**WHAT TO DO**
Repeat the listing in full, exactly as it stands.

═════ INPUT ROWS

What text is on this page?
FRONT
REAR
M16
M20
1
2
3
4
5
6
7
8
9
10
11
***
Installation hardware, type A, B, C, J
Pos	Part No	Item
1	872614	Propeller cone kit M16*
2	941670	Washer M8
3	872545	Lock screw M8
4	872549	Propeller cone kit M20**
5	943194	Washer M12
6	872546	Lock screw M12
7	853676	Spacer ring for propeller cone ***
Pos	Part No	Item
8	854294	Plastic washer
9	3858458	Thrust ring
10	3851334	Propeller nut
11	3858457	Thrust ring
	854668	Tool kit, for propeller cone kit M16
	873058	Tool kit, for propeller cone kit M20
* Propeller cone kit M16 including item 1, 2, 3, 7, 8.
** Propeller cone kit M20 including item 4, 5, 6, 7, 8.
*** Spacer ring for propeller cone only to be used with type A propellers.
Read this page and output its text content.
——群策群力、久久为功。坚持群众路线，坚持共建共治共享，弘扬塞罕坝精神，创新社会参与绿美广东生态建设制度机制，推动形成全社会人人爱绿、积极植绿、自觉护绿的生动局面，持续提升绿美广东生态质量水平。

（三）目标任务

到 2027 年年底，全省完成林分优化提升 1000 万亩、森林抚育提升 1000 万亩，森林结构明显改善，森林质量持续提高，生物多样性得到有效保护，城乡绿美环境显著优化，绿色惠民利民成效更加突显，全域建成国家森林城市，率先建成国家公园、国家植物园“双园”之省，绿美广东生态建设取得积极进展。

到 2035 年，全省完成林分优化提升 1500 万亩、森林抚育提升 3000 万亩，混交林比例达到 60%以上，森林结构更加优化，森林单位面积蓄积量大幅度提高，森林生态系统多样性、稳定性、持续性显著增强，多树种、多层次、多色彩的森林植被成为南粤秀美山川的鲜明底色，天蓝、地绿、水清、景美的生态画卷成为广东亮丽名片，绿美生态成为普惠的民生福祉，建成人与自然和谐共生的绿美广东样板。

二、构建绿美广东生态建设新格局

══════════

**COMPLETE RESPONSE**
What text is on this page?
FRONT
REAR
M16
M20
1
2
3
4
5
6
7
8
9
10
11
***
Installation hardware, type A, B, C, J
Pos	Part No	Item
1	872614	Propeller cone kit M16*
2	941670	Washer M8
3	872545	Lock screw M8
4	872549	Propeller cone kit M20**
5	943194	Washer M12
6	872546	Lock screw M12
7	853676	Spacer ring for propeller cone ***
Pos	Part No	Item
8	854294	Plastic washer
9	3858458	Thrust ring
10	3851334	Propeller nut
11	3858457	Thrust ring
	854668	Tool kit, for propeller cone kit M16
	873058	Tool kit, for propeller cone kit M20
* Propeller cone kit M16 including item 1, 2, 3, 7, 8.
** Propeller cone kit M20 including item 4, 5, 6, 7, 8.
*** Spacer ring for propeller cone only to be used with type A propellers.
Read this page and output its text content.
——群策群力、久久为功。坚持群众路线，坚持共建共治共享，弘扬塞罕坝精神，创新社会参与绿美广东生态建设制度机制，推动形成全社会人人爱绿、积极植绿、自觉护绿的生动局面，持续提升绿美广东生态质量水平。

（三）目标任务

到 2027 年年底，全省完成林分优化提升 1000 万亩、森林抚育提升 1000 万亩，森林结构明显改善，森林质量持续提高，生物多样性得到有效保护，城乡绿美环境显著优化，绿色惠民利民成效更加突显，全域建成国家森林城市，率先建成国家公园、国家植物园“双园”之省，绿美广东生态建设取得积极进展。

到 2035 年，全省完成林分优化提升 1500 万亩、森林抚育提升 3000 万亩，混交林比例达到 60%以上，森林结构更加优化，森林单位面积蓄积量大幅度提高，森林生态系统多样性、稳定性、持续性显著增强，多树种、多层次、多色彩的森林植被成为南粤秀美山川的鲜明底色，天蓝、地绿、水清、景美的生态画卷成为广东亮丽名片，绿美生态成为普惠的民生福祉，建成人与自然和谐共生的绿美广东样板。

二、构建绿美广东生态建设新格局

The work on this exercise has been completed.